__Texto proporcionado__.
○ ○ ○ ○ ○ ○ ○

La victoria electoral de los socialistas franceses sugiere algunas observaciones acerca de los grados de autonomía de la política económica y del significado de la cohabitación de gobierno entre fuerzas políticas de signo opuesto. Comencemos con el primer aspecto.
Por su peso en Europa, Francia no puede permitirse el lujo de quedar afuera de la moneda única. Y sin embargo el respetar los parametros de Maastricht le está resultando una tarea difícil y dolorosa. El año pasado el déficit fiscal del país fue de 4.2 por ciento y este año deberá necesariamente reducirse en los límites del 3 por ciento. Una tarea ardua considerando que el país está viajando en la actualidad con su peor tasa de desempleo en décadas, 12.8 por ciento. El programa de austeridad inaugurado en 1995 por el ex primer ministro, Alain Juppé, podrá ser discutido pero es evidente que el nuevo primer ministro Lionel Jospin no podrá seguir una línea de gasto alegre. Sobre todo considerando que Francia ya se encuentra entre los países con mayor presión fiscal del mundo: 46 por ciento del Producto Interno Bruto.
He ahí uno de los signos de nuestro tiempo: los vínculos impuestos por las experiencias de regionalización obligan los gobiernos a disciplinas que trascienden su color político. Esta pauta es especialmente estricta en el caso europeo, pero, en realidad, existe, como necesidad, para cualquier país del mundo. La globalización es una corriente mundial que puede castigar severamente a los países que pretendan aislarse de un contexto internacional cambiante y competitivo. Si a escala mundial alguien está descubriendo el fuego, la agricultura o la máquina de vapor, los demás no pueden sino seguir la corriente dominante. Los socialistas franceses son demasiado responsables para no entender que si, por alguna acentuación inoportuna, el país quedara afuera de la construcción europea no tendría futuro. Moraleja: a márgenes de acción más estrechos corresponde la necesidad de mayor sabiduría y mayor imaginación. Por lo inmediato, para los socialistas franceses se plantea un reto cargado de riesgos: ¿cómo evitar aumentos de impuestos, reducir el déficit fiscal y crear los 350 mil puestos de trabajo prometidos para los próximos dos años? Hic Rhodus..., decían los antiguos.

○ ○ ○ ○ ○ ○ ○

__Ejercicios__.
1. Según el texto sobre la victoria electoral de los socialistas franceses, ¿qué tasa de desempleo tiene Francia en la actualidad?
2. Devuelve sin cambios el fragmento del texto sobre la victoria electoral de los socialistas franceses que va desde "La victoria electoral" hasta "el primer aspecto.".
3. Reanuda el texto sobre la victoria electoral de los socialistas franceses a partir de su última oración.
Las líneas no hacen falta para resolver estos ejercicios.

__Datos proporcionados__.

○ ○ ○ ○ ○ ○ ○

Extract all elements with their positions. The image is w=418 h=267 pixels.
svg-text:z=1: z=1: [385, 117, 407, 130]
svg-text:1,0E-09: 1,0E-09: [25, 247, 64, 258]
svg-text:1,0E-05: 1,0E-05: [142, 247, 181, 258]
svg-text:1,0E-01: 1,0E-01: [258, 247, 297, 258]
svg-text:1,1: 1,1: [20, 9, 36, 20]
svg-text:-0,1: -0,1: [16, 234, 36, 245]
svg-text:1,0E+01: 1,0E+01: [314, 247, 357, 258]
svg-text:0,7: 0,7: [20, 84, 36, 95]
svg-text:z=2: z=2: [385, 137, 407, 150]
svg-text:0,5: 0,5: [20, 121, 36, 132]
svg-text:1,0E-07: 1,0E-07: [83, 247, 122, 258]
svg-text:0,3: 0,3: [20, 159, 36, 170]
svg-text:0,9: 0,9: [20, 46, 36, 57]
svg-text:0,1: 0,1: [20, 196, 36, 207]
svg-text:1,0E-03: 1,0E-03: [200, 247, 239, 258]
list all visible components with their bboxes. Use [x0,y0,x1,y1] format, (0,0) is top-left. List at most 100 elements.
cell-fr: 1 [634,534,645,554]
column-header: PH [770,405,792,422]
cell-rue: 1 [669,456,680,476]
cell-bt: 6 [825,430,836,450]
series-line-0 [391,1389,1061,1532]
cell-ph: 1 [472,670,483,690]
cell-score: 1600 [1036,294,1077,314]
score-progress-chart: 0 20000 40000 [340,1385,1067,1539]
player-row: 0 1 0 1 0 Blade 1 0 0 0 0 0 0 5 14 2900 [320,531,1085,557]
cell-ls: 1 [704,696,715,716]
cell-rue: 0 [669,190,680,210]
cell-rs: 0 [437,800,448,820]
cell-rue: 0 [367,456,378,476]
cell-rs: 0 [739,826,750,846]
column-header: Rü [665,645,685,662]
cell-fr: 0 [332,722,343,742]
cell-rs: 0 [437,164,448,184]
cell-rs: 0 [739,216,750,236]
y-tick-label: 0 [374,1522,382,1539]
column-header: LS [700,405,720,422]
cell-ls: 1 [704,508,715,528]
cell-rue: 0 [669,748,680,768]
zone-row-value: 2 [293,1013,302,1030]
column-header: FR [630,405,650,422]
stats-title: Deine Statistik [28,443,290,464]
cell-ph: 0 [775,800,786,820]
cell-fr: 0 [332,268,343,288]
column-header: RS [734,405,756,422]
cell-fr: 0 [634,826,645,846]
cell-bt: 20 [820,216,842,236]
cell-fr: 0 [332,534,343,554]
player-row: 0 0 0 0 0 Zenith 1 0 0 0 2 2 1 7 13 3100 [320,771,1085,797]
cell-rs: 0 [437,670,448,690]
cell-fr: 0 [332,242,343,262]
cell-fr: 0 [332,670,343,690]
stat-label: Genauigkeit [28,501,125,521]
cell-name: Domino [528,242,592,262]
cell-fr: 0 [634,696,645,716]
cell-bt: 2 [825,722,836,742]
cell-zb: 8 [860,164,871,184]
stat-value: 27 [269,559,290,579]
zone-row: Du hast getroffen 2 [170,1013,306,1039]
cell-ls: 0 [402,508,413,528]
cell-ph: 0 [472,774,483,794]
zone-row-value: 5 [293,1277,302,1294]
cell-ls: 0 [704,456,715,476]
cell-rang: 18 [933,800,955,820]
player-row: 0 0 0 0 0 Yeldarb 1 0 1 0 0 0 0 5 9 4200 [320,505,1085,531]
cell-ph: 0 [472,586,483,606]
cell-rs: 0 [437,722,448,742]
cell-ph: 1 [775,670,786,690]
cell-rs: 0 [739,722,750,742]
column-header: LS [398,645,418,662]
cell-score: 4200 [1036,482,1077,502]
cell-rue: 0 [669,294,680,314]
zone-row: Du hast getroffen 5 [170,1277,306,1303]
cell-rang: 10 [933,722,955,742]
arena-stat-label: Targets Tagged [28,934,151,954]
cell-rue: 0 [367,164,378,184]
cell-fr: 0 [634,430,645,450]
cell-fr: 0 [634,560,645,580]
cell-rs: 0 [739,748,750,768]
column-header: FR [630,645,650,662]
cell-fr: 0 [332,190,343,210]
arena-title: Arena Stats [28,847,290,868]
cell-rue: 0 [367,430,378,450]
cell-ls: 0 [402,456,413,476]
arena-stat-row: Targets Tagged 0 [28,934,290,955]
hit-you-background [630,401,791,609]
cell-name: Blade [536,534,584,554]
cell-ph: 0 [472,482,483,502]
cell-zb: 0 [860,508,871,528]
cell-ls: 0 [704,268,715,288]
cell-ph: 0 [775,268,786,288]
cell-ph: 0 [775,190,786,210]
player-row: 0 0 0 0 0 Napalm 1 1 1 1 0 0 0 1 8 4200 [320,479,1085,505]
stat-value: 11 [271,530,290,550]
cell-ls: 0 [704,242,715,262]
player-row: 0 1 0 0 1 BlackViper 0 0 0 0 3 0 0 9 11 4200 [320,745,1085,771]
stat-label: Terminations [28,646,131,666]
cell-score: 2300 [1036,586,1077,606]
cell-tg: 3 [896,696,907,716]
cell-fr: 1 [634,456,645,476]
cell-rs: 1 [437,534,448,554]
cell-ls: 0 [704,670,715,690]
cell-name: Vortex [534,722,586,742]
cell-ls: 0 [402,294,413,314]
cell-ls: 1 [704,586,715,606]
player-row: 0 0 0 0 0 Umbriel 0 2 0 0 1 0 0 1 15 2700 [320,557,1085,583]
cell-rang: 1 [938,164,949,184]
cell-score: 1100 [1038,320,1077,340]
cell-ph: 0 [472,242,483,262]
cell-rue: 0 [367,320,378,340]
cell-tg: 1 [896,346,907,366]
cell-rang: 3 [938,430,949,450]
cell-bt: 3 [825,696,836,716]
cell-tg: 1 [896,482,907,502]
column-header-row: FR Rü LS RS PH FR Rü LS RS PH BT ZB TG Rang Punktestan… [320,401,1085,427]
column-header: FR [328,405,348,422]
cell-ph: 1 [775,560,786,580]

○ ○ ○ ○ ○ ○ ○

__Respuestas__.
1. 12.8 por ciento.

2.
La victoria electoral de los socialistas franceses sugiere algunas observaciones acerca de los grados de autonomía de la política económica y del significado de la cohabitación de gobierno entre fuerzas políticas de signo opuesto. Comencemos con el primer aspecto.

3.
El otro tema que surge de la victoria socialista en Francia es el de la convivencia de gobierno entre fuerzas políticas de signo opuesto. Recordemos que la democracia, desde siempre, y la economía muy a menudo, funcionan mejor sobre la base de la ``ley'' del contrapeso. El uso exclusivo del poder hace daños a todos, a Estados y sociedades. En la ingeniería constitucional estadunidense el presidente tiene que enfrentarse a un Congreso poderoso; en la ingeniería de la V República francesa un presidente puede cohabitar con un primer ministro de otro partido. Es obvio que la convivencia no es fácil, pero la excesiva concentración del poder tiende a crear enfermedades crónicas, tanto en política como en economía. Pero, para que la cohabitación sea fructífera --aunque sus resultados concretos no sean nunca predecibles-- es necesario que izquierda y derecha renuncien tanto a un populismo sin responsabilidades globales como a tentaciones autoritarias proyectadas a convertir a las sociedades en dóciles instrumentos del poder.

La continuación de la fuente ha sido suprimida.